## Data provided

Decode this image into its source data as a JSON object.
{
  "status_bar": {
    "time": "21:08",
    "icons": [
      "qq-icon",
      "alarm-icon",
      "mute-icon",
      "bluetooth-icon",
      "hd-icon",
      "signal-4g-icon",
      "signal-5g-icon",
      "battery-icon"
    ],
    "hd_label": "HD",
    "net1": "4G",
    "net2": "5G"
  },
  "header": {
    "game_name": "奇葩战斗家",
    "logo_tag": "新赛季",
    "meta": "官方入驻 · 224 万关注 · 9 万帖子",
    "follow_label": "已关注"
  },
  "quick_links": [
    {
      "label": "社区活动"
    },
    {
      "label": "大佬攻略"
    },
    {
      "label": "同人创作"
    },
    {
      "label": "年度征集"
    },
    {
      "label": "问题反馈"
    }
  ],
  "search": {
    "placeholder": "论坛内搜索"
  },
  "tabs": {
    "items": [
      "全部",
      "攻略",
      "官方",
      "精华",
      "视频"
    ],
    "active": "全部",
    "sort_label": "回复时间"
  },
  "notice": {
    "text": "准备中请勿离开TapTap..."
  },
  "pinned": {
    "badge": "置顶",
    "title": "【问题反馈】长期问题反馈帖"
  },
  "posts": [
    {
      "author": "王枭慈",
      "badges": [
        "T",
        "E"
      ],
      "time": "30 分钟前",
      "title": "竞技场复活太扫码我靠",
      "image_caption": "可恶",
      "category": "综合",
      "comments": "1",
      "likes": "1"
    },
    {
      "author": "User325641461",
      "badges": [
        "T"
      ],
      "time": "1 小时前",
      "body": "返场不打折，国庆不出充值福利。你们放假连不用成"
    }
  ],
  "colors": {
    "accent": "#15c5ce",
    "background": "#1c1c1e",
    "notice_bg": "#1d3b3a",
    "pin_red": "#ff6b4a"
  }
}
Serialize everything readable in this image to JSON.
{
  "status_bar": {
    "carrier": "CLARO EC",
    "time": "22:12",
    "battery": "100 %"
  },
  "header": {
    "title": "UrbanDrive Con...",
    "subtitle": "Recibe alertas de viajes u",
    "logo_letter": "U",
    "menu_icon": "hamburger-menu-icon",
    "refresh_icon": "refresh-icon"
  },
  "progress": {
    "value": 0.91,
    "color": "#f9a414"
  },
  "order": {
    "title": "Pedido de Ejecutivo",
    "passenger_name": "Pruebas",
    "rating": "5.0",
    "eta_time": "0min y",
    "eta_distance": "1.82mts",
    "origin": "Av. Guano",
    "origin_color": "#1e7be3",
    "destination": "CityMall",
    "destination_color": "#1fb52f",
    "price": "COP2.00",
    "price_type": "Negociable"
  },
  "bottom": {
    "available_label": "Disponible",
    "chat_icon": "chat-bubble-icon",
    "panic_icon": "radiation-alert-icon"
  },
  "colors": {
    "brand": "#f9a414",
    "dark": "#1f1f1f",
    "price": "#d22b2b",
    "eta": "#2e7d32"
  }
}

## Short task
Quote the line that contains "Serialize everything readable" and each line after it through the end of the data, exactly, leaving out everything else.

## Exercise result
Serialize everything readable in this image to JSON.
{
  "status_bar": {
    "carrier": "CLARO EC",
    "time": "22:12",
    "battery": "100 %"
  },
  "header": {
    "title": "UrbanDrive Con...",
    "subtitle": "Recibe alertas de viajes u",
    "logo_letter": "U",
    "menu_icon": "hamburger-menu-icon",
    "refresh_icon": "refresh-icon"
  },
  "progress": {
    "value": 0.91,
    "color": "#f9a414"
  },
  "order": {
    "title": "Pedido de Ejecutivo",
    "passenger_name": "Pruebas",
    "rating": "5.0",
    "eta_time": "0min y",
    "eta_distance": "1.82mts",
    "origin": "Av. Guano",
    "origin_color": "#1e7be3",
    "destination": "CityMall",
    "destination_color": "#1fb52f",
    "price": "COP2.00",
    "price_type": "Negociable"
  },
  "bottom": {
    "available_label": "Disponible",
    "chat_icon": "chat-bubble-icon",
    "panic_icon": "radiation-alert-icon"
  },
  "colors": {
    "brand": "#f9a414",
    "dark": "#1f1f1f",
    "price": "#d22b2b",
    "eta": "#2e7d32"
  }
}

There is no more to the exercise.